Problem description » Locate the string "Universitatis" in the listing below. Copy every line where it is found.

Provided entries »
____________________

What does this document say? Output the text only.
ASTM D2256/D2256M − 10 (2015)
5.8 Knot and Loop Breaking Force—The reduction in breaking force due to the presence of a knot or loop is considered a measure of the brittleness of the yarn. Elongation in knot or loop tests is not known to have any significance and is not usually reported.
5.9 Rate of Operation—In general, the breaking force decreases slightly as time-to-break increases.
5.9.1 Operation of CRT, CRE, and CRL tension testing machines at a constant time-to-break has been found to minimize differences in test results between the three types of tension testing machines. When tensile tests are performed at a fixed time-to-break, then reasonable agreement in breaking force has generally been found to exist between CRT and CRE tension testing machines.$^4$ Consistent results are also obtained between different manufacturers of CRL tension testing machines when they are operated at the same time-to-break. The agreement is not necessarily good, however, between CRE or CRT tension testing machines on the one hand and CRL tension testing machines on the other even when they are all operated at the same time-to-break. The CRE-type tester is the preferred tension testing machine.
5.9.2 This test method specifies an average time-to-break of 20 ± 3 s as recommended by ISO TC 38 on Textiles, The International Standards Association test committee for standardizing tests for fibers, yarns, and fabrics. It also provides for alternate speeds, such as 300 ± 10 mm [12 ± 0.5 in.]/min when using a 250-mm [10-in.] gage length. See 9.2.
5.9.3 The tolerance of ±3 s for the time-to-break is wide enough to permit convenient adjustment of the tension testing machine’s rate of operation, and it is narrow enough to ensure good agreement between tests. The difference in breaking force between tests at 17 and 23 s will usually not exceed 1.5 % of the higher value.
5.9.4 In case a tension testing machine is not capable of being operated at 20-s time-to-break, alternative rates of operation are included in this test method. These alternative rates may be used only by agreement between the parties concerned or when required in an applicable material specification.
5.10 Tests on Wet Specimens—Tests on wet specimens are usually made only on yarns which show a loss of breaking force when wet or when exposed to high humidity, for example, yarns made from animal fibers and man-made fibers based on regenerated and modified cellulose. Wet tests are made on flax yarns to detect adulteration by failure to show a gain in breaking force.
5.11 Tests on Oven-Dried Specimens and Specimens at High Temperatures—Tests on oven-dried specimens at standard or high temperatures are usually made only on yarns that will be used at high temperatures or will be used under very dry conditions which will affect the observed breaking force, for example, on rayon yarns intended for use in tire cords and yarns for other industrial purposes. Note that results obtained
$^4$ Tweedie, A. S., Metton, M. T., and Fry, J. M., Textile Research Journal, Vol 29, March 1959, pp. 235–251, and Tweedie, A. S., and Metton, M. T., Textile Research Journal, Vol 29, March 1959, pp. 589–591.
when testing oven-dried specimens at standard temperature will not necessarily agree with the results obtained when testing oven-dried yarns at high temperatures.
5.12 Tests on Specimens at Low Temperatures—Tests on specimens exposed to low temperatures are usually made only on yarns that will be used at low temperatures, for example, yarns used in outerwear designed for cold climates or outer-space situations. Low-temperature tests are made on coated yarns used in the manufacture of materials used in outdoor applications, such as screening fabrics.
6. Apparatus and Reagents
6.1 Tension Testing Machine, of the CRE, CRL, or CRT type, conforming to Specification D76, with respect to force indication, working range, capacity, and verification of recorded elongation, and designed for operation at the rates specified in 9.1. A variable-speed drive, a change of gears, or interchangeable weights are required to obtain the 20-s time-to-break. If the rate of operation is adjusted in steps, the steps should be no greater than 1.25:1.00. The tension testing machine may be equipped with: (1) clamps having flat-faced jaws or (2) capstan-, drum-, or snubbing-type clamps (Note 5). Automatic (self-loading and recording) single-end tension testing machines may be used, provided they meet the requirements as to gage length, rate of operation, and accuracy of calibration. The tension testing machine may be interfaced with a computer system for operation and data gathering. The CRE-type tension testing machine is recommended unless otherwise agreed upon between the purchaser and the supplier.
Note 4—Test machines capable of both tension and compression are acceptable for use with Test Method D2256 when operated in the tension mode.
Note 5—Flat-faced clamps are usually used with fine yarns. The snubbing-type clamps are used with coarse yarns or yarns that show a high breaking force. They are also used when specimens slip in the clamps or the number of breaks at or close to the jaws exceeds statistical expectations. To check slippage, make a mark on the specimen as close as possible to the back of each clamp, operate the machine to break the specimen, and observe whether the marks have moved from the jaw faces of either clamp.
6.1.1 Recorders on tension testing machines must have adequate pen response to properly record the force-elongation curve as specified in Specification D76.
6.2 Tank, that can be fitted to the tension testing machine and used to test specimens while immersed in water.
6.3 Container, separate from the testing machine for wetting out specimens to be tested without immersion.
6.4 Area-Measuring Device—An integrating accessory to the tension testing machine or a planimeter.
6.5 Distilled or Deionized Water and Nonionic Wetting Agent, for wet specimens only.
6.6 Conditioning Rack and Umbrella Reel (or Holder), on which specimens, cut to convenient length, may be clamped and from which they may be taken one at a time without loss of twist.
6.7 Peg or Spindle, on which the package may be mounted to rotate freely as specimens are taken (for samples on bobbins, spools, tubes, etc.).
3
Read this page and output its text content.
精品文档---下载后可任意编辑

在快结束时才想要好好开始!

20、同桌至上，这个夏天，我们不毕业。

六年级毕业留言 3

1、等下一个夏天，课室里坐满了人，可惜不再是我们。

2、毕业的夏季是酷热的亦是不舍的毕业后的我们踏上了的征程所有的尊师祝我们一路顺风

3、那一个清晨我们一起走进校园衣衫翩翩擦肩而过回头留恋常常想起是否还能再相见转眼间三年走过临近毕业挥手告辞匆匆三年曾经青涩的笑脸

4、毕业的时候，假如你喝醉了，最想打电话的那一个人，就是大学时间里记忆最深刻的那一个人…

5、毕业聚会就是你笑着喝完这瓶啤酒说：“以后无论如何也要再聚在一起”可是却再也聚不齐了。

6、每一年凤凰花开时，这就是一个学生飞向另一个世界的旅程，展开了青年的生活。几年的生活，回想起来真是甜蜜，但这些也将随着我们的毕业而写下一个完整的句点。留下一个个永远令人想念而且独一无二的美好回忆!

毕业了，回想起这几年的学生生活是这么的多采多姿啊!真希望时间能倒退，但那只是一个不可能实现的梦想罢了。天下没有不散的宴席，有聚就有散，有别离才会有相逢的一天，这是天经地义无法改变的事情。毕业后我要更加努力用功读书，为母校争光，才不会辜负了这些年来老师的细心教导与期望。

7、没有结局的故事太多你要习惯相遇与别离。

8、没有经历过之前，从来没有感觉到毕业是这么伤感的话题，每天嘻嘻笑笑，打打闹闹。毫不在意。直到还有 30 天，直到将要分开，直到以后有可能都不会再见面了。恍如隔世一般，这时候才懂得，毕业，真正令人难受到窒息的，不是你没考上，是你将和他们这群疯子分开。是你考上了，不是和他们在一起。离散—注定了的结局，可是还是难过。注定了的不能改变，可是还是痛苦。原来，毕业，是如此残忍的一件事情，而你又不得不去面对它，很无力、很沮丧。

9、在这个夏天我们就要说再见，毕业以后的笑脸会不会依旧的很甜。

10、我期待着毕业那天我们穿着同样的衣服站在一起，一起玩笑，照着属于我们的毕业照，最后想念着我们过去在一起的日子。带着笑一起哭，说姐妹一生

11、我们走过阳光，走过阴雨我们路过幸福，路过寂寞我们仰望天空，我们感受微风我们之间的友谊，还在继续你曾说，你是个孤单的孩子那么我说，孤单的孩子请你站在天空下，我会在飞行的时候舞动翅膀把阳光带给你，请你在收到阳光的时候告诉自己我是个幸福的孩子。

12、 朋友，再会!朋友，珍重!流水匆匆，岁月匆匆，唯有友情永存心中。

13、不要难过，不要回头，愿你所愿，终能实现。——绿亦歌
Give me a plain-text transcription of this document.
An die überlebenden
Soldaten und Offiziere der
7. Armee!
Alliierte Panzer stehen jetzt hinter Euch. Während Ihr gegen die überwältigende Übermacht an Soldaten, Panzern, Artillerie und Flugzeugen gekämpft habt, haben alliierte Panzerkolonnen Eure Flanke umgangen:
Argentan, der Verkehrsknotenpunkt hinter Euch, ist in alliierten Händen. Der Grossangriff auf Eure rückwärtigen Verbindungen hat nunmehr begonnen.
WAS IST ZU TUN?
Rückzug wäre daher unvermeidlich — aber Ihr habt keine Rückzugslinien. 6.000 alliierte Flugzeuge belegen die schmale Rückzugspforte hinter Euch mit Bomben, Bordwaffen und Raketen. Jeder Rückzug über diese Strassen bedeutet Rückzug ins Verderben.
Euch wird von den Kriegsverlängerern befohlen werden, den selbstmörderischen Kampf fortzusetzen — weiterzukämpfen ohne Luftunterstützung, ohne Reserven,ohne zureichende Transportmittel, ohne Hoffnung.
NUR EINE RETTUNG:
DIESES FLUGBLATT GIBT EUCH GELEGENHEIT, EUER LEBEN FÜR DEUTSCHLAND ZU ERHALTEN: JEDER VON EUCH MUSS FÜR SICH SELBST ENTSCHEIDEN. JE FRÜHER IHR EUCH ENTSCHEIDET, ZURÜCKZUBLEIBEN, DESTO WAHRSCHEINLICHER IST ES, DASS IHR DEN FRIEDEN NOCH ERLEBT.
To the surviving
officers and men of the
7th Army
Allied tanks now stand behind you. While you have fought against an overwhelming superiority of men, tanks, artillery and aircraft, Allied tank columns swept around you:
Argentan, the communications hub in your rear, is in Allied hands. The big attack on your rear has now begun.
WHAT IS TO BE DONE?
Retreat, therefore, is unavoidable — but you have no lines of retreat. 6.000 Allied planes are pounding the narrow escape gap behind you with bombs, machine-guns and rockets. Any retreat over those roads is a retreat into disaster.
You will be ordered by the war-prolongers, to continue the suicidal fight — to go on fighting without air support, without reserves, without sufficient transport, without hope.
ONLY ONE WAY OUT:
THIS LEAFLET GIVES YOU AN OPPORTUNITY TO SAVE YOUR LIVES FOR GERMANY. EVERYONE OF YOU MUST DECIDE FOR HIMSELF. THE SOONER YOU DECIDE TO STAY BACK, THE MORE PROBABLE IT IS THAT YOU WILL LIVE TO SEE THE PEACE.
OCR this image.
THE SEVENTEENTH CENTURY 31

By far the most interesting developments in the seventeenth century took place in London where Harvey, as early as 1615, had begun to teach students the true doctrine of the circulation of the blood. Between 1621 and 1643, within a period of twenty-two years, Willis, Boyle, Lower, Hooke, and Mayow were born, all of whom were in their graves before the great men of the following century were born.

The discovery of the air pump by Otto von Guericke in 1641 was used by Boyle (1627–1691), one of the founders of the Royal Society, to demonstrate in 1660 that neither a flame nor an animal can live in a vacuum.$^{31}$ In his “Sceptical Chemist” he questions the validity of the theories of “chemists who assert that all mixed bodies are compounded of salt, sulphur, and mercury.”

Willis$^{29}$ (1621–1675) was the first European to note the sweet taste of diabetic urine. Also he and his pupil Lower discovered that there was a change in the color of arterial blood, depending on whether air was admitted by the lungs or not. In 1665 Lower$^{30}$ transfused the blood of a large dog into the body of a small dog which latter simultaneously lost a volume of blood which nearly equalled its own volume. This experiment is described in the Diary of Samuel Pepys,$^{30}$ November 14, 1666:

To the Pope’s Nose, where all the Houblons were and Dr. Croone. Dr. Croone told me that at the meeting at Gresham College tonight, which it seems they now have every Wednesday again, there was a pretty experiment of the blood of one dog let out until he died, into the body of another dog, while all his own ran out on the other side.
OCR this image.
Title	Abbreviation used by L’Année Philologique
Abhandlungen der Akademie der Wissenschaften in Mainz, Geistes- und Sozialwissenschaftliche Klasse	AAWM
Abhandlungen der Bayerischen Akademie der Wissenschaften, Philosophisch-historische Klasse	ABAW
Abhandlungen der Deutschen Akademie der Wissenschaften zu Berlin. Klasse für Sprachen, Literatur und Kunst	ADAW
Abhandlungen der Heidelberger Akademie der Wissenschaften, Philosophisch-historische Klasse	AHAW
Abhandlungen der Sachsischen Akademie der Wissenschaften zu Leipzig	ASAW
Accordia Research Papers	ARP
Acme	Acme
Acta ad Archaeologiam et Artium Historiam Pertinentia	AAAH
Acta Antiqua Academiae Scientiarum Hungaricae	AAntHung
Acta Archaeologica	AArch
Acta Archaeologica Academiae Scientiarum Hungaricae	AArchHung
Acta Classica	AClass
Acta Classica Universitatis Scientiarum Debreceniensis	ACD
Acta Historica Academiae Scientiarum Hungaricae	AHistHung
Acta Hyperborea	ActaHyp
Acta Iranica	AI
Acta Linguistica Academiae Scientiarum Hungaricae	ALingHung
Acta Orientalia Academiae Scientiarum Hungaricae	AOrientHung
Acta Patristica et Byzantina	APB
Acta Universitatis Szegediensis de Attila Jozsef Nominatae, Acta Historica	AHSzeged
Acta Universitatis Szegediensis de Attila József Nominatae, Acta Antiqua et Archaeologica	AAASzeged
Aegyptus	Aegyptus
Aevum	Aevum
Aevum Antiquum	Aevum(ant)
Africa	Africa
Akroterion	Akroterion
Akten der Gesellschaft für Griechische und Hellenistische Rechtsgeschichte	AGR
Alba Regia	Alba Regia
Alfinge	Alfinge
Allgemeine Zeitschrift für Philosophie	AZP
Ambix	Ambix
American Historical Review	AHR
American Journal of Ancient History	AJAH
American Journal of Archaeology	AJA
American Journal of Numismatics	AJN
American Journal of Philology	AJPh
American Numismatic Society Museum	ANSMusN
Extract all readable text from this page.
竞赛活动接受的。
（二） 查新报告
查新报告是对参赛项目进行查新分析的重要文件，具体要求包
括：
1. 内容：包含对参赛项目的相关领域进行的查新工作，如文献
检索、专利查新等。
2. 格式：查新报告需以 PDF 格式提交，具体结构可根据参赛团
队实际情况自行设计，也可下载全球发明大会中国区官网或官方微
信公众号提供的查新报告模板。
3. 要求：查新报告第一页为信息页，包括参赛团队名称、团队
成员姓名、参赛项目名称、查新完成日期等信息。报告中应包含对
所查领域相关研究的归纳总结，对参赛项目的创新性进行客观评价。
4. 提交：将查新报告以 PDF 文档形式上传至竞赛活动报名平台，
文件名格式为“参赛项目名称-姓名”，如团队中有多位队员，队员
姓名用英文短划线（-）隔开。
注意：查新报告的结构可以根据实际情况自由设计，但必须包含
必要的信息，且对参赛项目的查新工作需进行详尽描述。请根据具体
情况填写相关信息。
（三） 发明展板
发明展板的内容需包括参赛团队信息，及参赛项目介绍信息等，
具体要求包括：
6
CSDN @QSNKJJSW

____________________

Answer to this exercise »
Acta Classica Universitatis Scientiarum Debreceniensis	ACD
Acta Universitatis Szegediensis de Attila Jozsef Nominatae, Acta Historica	AHSzeged
Acta Universitatis Szegediensis de Attila József Nominatae, Acta Antiqua et Archaeologica	AAASzeged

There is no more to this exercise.